▶ **Written task**
Retype the listing below line for line, without altering any character.

[start Supplied information]

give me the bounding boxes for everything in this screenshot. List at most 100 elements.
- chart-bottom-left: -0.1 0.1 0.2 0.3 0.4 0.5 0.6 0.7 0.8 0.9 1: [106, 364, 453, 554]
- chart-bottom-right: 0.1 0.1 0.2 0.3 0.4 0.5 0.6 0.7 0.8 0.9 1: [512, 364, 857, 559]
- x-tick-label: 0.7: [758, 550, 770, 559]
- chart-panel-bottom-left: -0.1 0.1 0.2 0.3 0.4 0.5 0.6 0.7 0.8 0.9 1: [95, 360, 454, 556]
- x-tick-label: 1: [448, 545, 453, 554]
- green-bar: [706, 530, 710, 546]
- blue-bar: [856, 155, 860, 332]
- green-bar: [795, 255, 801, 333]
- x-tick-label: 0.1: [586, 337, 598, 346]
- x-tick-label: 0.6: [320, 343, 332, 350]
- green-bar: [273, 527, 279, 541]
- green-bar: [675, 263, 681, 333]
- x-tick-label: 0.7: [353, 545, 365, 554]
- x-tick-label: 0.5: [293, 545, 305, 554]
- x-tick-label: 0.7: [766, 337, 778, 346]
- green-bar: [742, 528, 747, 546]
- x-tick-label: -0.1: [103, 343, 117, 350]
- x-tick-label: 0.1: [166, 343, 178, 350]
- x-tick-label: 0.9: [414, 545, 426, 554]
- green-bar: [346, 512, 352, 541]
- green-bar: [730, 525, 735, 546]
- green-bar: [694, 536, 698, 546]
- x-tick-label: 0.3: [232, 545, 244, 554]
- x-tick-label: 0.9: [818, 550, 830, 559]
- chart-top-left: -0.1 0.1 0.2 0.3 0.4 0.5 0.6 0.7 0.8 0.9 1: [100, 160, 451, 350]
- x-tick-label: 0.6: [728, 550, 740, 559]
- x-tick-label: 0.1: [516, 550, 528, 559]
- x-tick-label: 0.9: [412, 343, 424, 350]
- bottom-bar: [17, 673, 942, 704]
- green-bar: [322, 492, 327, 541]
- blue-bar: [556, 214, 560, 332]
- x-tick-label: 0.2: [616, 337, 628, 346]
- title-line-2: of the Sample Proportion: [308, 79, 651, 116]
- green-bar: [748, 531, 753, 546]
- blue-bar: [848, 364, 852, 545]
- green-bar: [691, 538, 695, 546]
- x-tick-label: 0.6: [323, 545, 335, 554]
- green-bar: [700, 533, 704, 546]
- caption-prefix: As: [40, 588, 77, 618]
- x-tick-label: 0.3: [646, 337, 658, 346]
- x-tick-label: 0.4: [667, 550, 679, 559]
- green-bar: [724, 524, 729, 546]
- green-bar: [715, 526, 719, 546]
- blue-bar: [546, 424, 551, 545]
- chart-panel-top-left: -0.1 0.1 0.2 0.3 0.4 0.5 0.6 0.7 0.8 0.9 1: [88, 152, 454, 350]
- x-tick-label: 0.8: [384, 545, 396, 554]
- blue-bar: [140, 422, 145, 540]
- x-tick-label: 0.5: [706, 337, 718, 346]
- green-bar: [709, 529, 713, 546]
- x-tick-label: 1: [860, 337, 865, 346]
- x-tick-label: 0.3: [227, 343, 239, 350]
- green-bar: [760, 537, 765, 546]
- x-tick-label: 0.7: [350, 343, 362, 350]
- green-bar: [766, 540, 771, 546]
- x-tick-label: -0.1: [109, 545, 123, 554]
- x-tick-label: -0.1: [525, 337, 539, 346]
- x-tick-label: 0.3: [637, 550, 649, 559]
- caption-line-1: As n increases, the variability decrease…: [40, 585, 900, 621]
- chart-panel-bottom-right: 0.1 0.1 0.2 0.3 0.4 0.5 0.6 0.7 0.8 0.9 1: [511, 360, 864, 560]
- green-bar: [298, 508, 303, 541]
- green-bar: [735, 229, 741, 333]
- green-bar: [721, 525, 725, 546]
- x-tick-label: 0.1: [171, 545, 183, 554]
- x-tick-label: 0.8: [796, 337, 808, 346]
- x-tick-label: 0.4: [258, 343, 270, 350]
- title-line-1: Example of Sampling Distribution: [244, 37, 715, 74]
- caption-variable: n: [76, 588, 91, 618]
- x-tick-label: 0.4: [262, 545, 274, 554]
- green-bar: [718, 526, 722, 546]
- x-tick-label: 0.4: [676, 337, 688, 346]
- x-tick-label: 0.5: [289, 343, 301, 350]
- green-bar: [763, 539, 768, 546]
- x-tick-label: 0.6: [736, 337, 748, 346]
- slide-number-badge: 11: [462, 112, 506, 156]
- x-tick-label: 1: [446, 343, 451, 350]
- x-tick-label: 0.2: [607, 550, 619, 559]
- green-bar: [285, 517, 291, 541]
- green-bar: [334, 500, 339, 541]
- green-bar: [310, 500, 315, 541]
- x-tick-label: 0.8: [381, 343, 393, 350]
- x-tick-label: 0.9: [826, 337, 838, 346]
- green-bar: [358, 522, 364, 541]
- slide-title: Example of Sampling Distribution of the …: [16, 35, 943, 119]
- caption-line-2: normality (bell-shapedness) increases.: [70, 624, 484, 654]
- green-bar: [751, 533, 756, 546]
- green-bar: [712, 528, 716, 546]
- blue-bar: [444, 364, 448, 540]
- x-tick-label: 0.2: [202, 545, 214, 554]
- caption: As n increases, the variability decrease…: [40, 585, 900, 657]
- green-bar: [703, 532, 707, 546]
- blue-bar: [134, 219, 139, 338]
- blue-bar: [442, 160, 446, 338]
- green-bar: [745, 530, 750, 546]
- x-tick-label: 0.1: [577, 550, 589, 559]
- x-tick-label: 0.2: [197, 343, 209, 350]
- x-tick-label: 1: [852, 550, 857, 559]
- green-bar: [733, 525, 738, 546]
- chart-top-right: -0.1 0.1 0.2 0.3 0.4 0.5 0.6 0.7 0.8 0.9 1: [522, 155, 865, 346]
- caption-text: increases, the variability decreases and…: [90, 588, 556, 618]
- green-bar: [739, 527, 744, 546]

[end Supplied information]

▶ **Written solution**
give me the bounding boxes for everything in this screenshot. List at most 100 elements.
- chart-bottom-left: -0.1 0.1 0.2 0.3 0.4 0.5 0.6 0.7 0.8 0.9 1: [106, 364, 453, 554]
- chart-bottom-right: 0.1 0.1 0.2 0.3 0.4 0.5 0.6 0.7 0.8 0.9 1: [512, 364, 857, 559]
- x-tick-label: 0.7: [758, 550, 770, 559]
- chart-panel-bottom-left: -0.1 0.1 0.2 0.3 0.4 0.5 0.6 0.7 0.8 0.9 1: [95, 360, 454, 556]
- x-tick-label: 1: [448, 545, 453, 554]
- green-bar: [706, 530, 710, 546]
- blue-bar: [856, 155, 860, 332]
- green-bar: [795, 255, 801, 333]
- x-tick-label: 0.1: [586, 337, 598, 346]
- x-tick-label: 0.6: [320, 343, 332, 350]
- green-bar: [273, 527, 279, 541]
- green-bar: [675, 263, 681, 333]
- x-tick-label: 0.7: [353, 545, 365, 554]
- x-tick-label: 0.5: [293, 545, 305, 554]
- x-tick-label: 0.7: [766, 337, 778, 346]
- green-bar: [742, 528, 747, 546]
- x-tick-label: -0.1: [103, 343, 117, 350]
- x-tick-label: 0.1: [166, 343, 178, 350]
- x-tick-label: 0.9: [414, 545, 426, 554]
- green-bar: [346, 512, 352, 541]
- green-bar: [730, 525, 735, 546]
- green-bar: [694, 536, 698, 546]
- x-tick-label: 0.3: [232, 545, 244, 554]
- x-tick-label: 0.9: [818, 550, 830, 559]
- chart-top-left: -0.1 0.1 0.2 0.3 0.4 0.5 0.6 0.7 0.8 0.9 1: [100, 160, 451, 350]
- x-tick-label: 0.6: [728, 550, 740, 559]
- x-tick-label: 0.1: [516, 550, 528, 559]
- x-tick-label: 0.9: [412, 343, 424, 350]
- bottom-bar: [17, 673, 942, 704]
- green-bar: [322, 492, 327, 541]
- blue-bar: [556, 214, 560, 332]
- x-tick-label: 0.2: [616, 337, 628, 346]
- title-line-2: of the Sample Proportion: [308, 79, 651, 116]
- green-bar: [748, 531, 753, 546]
- blue-bar: [848, 364, 852, 545]
- green-bar: [691, 538, 695, 546]
- x-tick-label: 0.6: [323, 545, 335, 554]
- green-bar: [700, 533, 704, 546]
- caption-prefix: As: [40, 588, 77, 618]
- x-tick-label: 0.3: [646, 337, 658, 346]
- x-tick-label: 0.4: [667, 550, 679, 559]
- green-bar: [724, 524, 729, 546]
- green-bar: [715, 526, 719, 546]
- blue-bar: [546, 424, 551, 545]
- chart-panel-top-left: -0.1 0.1 0.2 0.3 0.4 0.5 0.6 0.7 0.8 0.9 1: [88, 152, 454, 350]
- x-tick-label: 0.8: [384, 545, 396, 554]
- blue-bar: [140, 422, 145, 540]
- x-tick-label: 0.5: [706, 337, 718, 346]
- green-bar: [709, 529, 713, 546]
- x-tick-label: 1: [860, 337, 865, 346]
- x-tick-label: 0.3: [227, 343, 239, 350]
- green-bar: [760, 537, 765, 546]
- x-tick-label: 0.7: [350, 343, 362, 350]
- green-bar: [766, 540, 771, 546]
- x-tick-label: -0.1: [109, 545, 123, 554]
- x-tick-label: -0.1: [525, 337, 539, 346]
- x-tick-label: 0.3: [637, 550, 649, 559]
- caption-line-1: As n increases, the variability decrease…: [40, 585, 900, 621]
- chart-panel-bottom-right: 0.1 0.1 0.2 0.3 0.4 0.5 0.6 0.7 0.8 0.9 1: [511, 360, 864, 560]
- green-bar: [298, 508, 303, 541]
- green-bar: [735, 229, 741, 333]
- green-bar: [721, 525, 725, 546]
- x-tick-label: 0.1: [171, 545, 183, 554]
- x-tick-label: 0.8: [796, 337, 808, 346]
- x-tick-label: 0.4: [258, 343, 270, 350]
- title-line-1: Example of Sampling Distribution: [244, 37, 715, 74]
- caption-variable: n: [76, 588, 91, 618]
- x-tick-label: 0.4: [262, 545, 274, 554]
- green-bar: [718, 526, 722, 546]
- x-tick-label: 0.4: [676, 337, 688, 346]
- x-tick-label: 0.5: [289, 343, 301, 350]
- green-bar: [763, 539, 768, 546]
- x-tick-label: 0.6: [736, 337, 748, 346]
- slide-number-badge: 11: [462, 112, 506, 156]
- x-tick-label: 1: [446, 343, 451, 350]
- x-tick-label: 0.2: [607, 550, 619, 559]
- green-bar: [285, 517, 291, 541]
- green-bar: [334, 500, 339, 541]
- green-bar: [310, 500, 315, 541]
- x-tick-label: 0.8: [381, 343, 393, 350]
- x-tick-label: 0.9: [826, 337, 838, 346]
- green-bar: [358, 522, 364, 541]
- slide-title: Example of Sampling Distribution of the …: [16, 35, 943, 119]
- caption-line-2: normality (bell-shapedness) increases.: [70, 624, 484, 654]
- green-bar: [751, 533, 756, 546]
- green-bar: [712, 528, 716, 546]
- blue-bar: [444, 364, 448, 540]
- x-tick-label: 0.2: [202, 545, 214, 554]
- caption: As n increases, the variability decrease…: [40, 585, 900, 657]
- green-bar: [703, 532, 707, 546]
- blue-bar: [134, 219, 139, 338]
- blue-bar: [442, 160, 446, 338]
- green-bar: [745, 530, 750, 546]
- x-tick-label: 0.1: [577, 550, 589, 559]
- x-tick-label: 0.2: [197, 343, 209, 350]
- x-tick-label: 1: [852, 550, 857, 559]
- green-bar: [733, 525, 738, 546]
- chart-top-right: -0.1 0.1 0.2 0.3 0.4 0.5 0.6 0.7 0.8 0.9 1: [522, 155, 865, 346]
- caption-text: increases, the variability decreases and…: [90, 588, 556, 618]
- green-bar: [739, 527, 744, 546]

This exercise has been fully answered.